** Start of Given records **

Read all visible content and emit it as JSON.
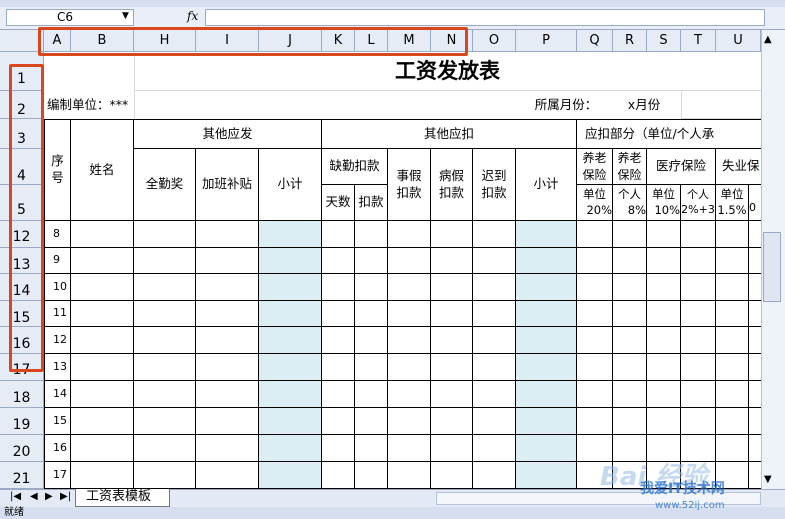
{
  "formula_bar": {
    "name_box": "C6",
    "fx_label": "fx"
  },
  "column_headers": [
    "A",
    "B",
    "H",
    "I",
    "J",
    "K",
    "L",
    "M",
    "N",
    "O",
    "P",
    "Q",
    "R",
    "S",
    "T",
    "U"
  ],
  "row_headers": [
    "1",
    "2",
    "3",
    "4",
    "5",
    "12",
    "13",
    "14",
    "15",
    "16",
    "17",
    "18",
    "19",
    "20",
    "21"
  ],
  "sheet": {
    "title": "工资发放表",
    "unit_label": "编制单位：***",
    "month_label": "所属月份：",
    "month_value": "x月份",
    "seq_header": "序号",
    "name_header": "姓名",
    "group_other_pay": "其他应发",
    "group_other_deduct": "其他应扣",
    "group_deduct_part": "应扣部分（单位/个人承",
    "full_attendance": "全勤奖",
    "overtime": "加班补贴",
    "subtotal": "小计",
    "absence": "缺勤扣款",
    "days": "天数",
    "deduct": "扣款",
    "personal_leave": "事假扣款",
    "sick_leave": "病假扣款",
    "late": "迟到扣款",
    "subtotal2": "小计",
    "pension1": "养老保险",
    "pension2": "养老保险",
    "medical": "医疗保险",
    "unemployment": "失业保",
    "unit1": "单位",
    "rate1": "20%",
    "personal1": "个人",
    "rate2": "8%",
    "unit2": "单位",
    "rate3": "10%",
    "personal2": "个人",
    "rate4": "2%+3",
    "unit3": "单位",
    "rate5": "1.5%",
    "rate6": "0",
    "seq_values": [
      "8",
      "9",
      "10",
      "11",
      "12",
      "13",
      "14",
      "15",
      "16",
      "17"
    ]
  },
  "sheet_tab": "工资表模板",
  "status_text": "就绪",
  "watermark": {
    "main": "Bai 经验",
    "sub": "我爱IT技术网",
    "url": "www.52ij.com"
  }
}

** End of Given records **

- [What is being asked]: Leave out the pictures and copy every record above exactly.

- [Result below]:
Read all visible content and emit it as JSON.
{
  "formula_bar": {
    "name_box": "C6",
    "fx_label": "fx"
  },
  "column_headers": [
    "A",
    "B",
    "H",
    "I",
    "J",
    "K",
    "L",
    "M",
    "N",
    "O",
    "P",
    "Q",
    "R",
    "S",
    "T",
    "U"
  ],
  "row_headers": [
    "1",
    "2",
    "3",
    "4",
    "5",
    "12",
    "13",
    "14",
    "15",
    "16",
    "17",
    "18",
    "19",
    "20",
    "21"
  ],
  "sheet": {
    "title": "工资发放表",
    "unit_label": "编制单位：***",
    "month_label": "所属月份：",
    "month_value": "x月份",
    "seq_header": "序号",
    "name_header": "姓名",
    "group_other_pay": "其他应发",
    "group_other_deduct": "其他应扣",
    "group_deduct_part": "应扣部分（单位/个人承",
    "full_attendance": "全勤奖",
    "overtime": "加班补贴",
    "subtotal": "小计",
    "absence": "缺勤扣款",
    "days": "天数",
    "deduct": "扣款",
    "personal_leave": "事假扣款",
    "sick_leave": "病假扣款",
    "late": "迟到扣款",
    "subtotal2": "小计",
    "pension1": "养老保险",
    "pension2": "养老保险",
    "medical": "医疗保险",
    "unemployment": "失业保",
    "unit1": "单位",
    "rate1": "20%",
    "personal1": "个人",
    "rate2": "8%",
    "unit2": "单位",
    "rate3": "10%",
    "personal2": "个人",
    "rate4": "2%+3",
    "unit3": "单位",
    "rate5": "1.5%",
    "rate6": "0",
    "seq_values": [
      "8",
      "9",
      "10",
      "11",
      "12",
      "13",
      "14",
      "15",
      "16",
      "17"
    ]
  },
  "sheet_tab": "工资表模板",
  "status_text": "就绪",
  "watermark": {
    "main": "Bai 经验",
    "sub": "我爱IT技术网",
    "url": "www.52ij.com"
  }
}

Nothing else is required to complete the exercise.